Saved data entries:

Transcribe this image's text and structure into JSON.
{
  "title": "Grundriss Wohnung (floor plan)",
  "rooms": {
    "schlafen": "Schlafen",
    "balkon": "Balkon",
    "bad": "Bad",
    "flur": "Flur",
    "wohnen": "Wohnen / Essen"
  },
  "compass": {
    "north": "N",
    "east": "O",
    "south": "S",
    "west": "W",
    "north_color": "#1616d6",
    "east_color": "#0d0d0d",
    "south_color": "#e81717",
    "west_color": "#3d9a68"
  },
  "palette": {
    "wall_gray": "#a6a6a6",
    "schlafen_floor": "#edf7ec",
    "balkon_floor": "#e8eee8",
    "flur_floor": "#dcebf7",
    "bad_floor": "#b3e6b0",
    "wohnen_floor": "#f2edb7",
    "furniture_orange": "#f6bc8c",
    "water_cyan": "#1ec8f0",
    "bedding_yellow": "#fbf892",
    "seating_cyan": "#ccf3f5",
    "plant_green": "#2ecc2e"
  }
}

---

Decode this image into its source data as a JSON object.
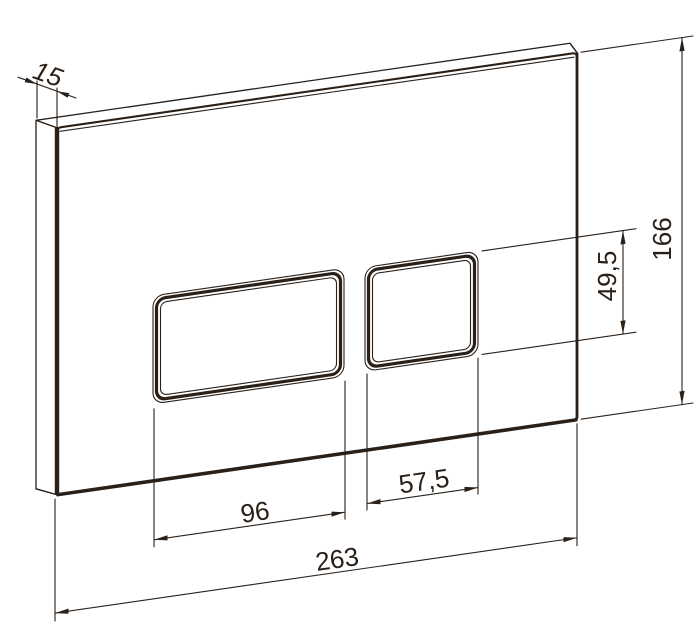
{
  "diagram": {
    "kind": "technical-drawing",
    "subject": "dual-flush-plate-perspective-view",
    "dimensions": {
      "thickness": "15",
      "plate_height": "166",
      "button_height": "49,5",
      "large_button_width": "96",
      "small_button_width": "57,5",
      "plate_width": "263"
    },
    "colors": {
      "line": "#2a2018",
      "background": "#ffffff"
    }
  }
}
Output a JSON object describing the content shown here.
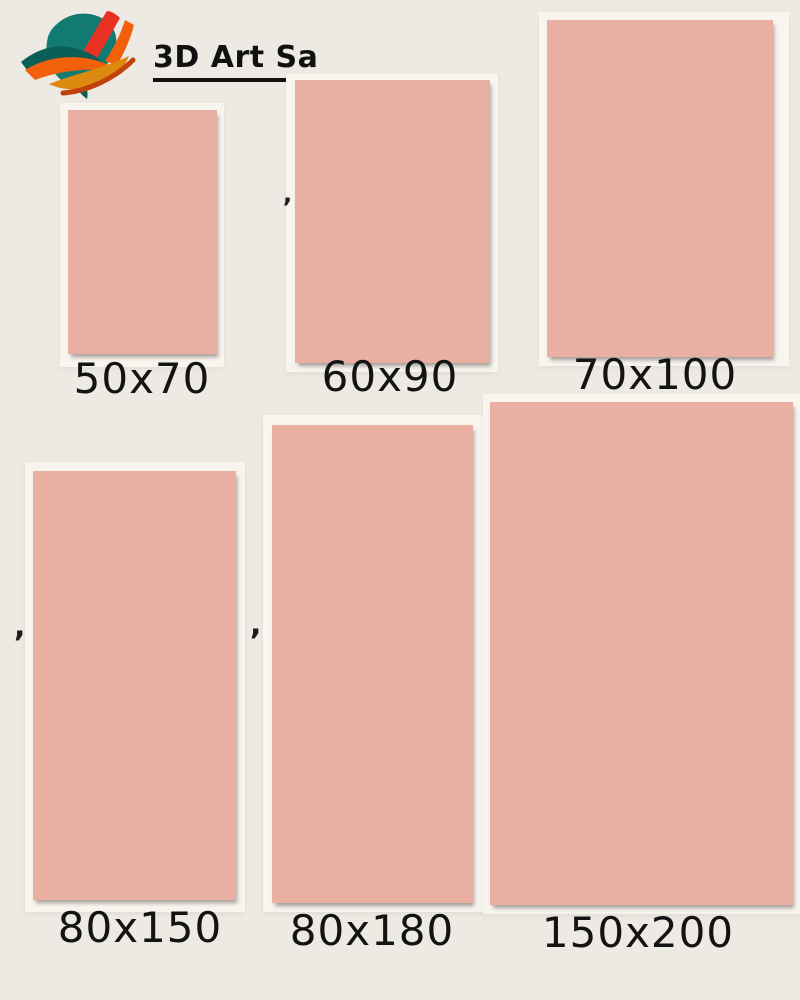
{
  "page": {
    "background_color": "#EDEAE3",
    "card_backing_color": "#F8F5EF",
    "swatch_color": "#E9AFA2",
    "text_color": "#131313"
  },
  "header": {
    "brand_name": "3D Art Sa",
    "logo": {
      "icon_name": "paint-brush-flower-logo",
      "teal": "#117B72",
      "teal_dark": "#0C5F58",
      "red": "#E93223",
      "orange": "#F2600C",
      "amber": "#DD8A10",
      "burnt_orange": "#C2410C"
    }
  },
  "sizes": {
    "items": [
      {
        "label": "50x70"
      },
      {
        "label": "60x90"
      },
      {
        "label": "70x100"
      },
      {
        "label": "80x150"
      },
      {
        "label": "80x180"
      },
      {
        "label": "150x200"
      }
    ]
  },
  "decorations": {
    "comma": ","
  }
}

---

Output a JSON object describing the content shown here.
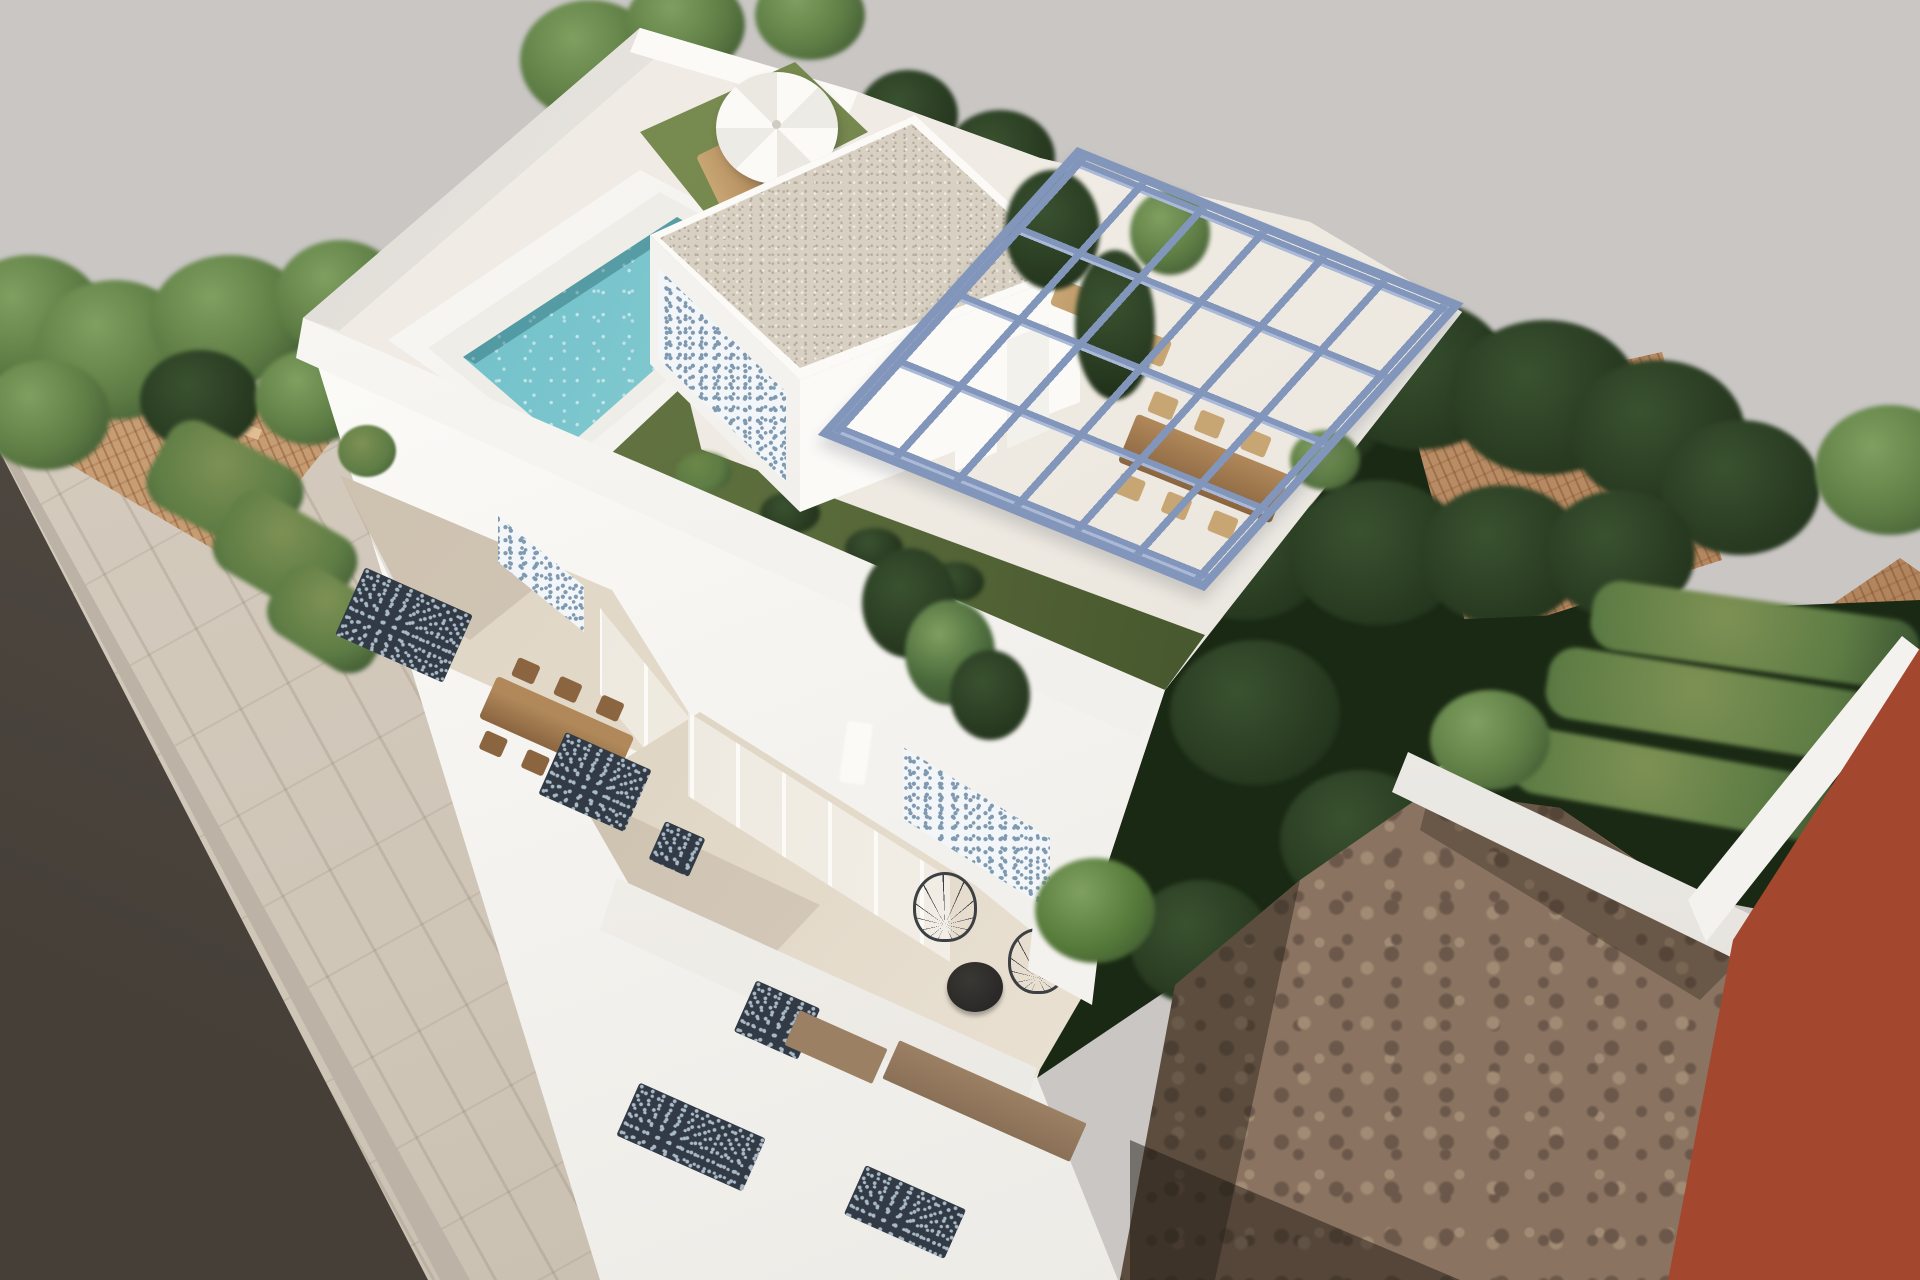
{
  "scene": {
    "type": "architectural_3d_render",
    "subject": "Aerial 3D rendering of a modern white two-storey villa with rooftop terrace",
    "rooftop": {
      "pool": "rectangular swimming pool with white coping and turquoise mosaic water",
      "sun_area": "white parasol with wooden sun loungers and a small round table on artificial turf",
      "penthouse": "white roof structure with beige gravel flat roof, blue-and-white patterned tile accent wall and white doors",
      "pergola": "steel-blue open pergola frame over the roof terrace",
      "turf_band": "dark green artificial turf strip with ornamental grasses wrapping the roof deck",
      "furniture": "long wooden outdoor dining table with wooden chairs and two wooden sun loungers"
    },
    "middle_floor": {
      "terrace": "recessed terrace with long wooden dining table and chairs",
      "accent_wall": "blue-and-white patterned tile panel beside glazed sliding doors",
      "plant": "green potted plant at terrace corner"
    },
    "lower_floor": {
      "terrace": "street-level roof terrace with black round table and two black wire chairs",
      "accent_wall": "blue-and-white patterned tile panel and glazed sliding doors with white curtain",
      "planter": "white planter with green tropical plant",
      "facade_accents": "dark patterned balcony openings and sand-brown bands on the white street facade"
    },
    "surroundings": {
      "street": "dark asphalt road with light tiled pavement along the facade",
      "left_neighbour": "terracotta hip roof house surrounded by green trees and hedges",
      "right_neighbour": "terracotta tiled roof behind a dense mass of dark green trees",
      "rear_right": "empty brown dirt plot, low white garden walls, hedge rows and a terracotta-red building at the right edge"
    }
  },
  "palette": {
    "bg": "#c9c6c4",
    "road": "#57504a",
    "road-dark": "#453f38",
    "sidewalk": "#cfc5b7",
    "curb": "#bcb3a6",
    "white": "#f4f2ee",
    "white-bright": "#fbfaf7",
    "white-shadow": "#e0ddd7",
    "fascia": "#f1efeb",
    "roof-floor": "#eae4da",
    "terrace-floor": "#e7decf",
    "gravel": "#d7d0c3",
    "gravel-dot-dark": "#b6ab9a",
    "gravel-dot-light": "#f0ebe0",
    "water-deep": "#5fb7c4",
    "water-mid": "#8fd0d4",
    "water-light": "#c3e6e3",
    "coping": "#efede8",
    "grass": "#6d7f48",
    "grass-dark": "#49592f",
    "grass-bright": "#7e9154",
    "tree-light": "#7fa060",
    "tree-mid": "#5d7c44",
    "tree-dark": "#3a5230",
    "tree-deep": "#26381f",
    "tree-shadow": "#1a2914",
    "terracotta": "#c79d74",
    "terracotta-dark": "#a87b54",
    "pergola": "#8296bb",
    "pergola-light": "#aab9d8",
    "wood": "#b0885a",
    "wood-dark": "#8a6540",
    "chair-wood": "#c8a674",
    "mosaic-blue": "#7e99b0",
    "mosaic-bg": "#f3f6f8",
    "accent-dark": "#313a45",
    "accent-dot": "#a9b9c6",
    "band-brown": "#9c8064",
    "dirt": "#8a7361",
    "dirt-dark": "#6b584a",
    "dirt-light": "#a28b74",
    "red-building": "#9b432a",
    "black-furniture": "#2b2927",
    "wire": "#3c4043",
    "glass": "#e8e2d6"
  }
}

Given problem:
Copy all lines from the material that hold "road".

Task answer:
      "street": "dark asphalt road with light tiled pavement along the facade",
    "road": "#57504a",
    "road-dark": "#453f38",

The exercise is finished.